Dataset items
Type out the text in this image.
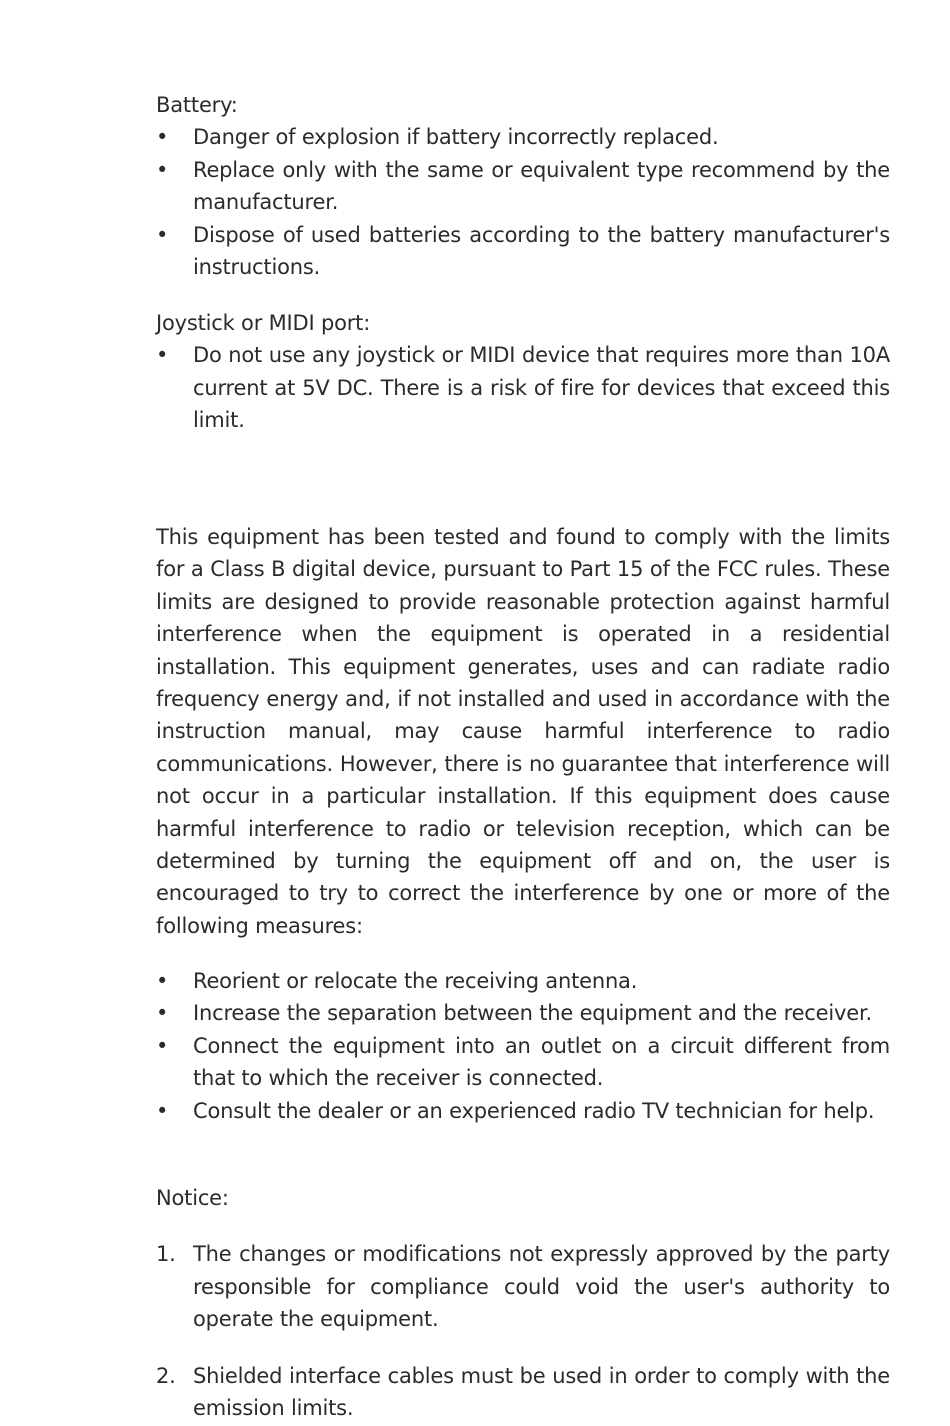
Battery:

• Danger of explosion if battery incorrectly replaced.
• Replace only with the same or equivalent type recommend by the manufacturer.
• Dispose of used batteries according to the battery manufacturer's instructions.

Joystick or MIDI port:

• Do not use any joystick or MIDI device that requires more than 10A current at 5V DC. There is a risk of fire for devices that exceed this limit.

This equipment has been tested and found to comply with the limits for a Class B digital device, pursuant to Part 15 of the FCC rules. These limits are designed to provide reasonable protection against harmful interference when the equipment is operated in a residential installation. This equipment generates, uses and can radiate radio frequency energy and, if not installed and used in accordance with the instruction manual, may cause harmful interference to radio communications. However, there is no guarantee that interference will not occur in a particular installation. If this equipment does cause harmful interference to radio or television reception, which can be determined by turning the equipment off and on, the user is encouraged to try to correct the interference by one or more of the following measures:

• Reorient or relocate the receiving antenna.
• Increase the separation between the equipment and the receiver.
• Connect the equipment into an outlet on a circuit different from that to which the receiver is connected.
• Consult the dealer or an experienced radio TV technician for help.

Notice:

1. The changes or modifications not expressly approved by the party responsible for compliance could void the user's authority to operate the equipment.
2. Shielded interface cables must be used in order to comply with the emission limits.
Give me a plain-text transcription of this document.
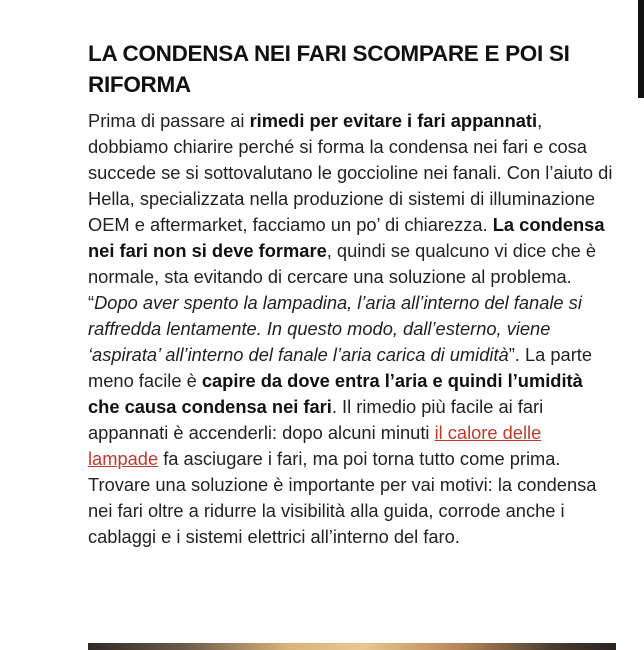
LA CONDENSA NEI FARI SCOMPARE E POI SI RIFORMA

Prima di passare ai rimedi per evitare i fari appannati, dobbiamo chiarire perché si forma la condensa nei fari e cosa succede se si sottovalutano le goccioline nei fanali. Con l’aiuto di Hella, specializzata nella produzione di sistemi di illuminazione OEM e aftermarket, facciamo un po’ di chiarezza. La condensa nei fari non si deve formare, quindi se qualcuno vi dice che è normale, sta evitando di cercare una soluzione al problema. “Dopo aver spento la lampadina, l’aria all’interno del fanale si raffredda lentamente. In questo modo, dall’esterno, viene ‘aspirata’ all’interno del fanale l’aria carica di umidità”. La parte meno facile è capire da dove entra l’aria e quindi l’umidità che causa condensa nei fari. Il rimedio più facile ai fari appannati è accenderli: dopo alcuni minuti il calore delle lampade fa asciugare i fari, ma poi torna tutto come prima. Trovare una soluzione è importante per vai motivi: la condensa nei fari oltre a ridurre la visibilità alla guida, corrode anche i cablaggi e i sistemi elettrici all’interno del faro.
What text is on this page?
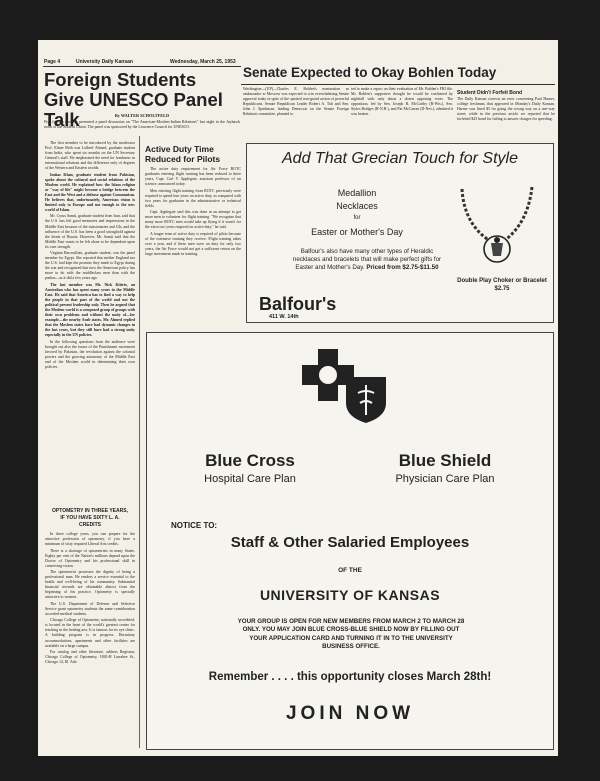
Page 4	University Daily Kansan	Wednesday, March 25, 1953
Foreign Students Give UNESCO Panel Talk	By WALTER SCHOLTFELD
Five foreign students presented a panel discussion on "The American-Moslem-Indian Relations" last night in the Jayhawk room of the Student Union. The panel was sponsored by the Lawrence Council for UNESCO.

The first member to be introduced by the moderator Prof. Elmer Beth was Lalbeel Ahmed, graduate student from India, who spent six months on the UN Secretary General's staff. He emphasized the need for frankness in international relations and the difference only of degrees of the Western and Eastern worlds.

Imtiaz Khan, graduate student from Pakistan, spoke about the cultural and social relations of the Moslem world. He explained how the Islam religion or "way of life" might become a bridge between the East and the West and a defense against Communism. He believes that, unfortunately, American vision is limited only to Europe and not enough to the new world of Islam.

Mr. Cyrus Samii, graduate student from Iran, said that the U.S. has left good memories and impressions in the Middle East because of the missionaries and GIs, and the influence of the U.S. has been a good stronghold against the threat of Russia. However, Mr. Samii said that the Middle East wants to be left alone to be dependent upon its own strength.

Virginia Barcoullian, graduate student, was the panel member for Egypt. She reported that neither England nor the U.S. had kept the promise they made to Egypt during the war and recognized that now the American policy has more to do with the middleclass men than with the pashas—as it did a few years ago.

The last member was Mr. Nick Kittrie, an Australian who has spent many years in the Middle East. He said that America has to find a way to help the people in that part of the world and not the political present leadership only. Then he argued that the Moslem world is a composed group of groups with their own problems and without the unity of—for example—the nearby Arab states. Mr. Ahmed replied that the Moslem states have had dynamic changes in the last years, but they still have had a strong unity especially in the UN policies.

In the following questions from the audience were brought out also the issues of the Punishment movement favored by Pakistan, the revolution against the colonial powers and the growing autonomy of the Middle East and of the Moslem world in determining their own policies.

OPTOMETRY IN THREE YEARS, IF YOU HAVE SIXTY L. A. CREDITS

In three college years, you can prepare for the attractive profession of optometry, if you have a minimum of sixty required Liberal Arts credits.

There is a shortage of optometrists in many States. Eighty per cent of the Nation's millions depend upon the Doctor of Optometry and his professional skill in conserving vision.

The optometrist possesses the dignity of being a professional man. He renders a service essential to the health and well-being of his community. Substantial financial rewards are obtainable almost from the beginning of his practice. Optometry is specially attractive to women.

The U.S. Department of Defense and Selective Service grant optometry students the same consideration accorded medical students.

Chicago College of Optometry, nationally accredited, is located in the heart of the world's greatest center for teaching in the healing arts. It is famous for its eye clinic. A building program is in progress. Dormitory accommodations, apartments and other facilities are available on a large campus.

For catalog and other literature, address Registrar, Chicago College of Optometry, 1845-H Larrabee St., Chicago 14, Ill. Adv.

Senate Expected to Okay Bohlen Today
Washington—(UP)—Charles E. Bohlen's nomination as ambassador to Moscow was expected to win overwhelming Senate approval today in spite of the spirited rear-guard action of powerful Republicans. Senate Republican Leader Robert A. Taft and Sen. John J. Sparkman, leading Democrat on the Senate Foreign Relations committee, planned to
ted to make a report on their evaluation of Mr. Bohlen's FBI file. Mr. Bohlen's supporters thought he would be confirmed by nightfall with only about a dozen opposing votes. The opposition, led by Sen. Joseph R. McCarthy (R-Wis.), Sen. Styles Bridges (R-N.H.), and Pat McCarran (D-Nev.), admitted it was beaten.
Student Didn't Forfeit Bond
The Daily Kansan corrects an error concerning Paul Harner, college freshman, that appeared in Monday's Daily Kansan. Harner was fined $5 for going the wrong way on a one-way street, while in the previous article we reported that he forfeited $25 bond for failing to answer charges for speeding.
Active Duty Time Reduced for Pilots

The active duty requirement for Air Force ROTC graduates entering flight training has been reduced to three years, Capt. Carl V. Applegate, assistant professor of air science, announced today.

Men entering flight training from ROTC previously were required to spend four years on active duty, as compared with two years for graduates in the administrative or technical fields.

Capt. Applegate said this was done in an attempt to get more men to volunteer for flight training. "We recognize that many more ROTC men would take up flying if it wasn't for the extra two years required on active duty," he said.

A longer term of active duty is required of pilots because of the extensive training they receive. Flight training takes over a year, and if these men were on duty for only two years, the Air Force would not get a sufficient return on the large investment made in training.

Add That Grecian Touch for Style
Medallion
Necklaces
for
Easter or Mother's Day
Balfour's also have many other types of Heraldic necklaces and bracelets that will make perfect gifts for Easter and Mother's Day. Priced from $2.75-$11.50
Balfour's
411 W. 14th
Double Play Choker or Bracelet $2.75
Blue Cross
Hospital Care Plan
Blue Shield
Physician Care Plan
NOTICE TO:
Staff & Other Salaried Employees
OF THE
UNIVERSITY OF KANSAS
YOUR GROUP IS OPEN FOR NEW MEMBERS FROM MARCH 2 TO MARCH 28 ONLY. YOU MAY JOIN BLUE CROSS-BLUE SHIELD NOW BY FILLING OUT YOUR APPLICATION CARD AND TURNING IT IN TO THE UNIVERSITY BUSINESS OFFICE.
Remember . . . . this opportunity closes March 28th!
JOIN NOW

:: Exercise task ::
Scan the data above; copy every line where "receiver" appears.

:: Answer below ::
• Increase the separation between the equipment and the receiver.
• Connect the equipment into an outlet on a circuit different from that to which the receiver is connected.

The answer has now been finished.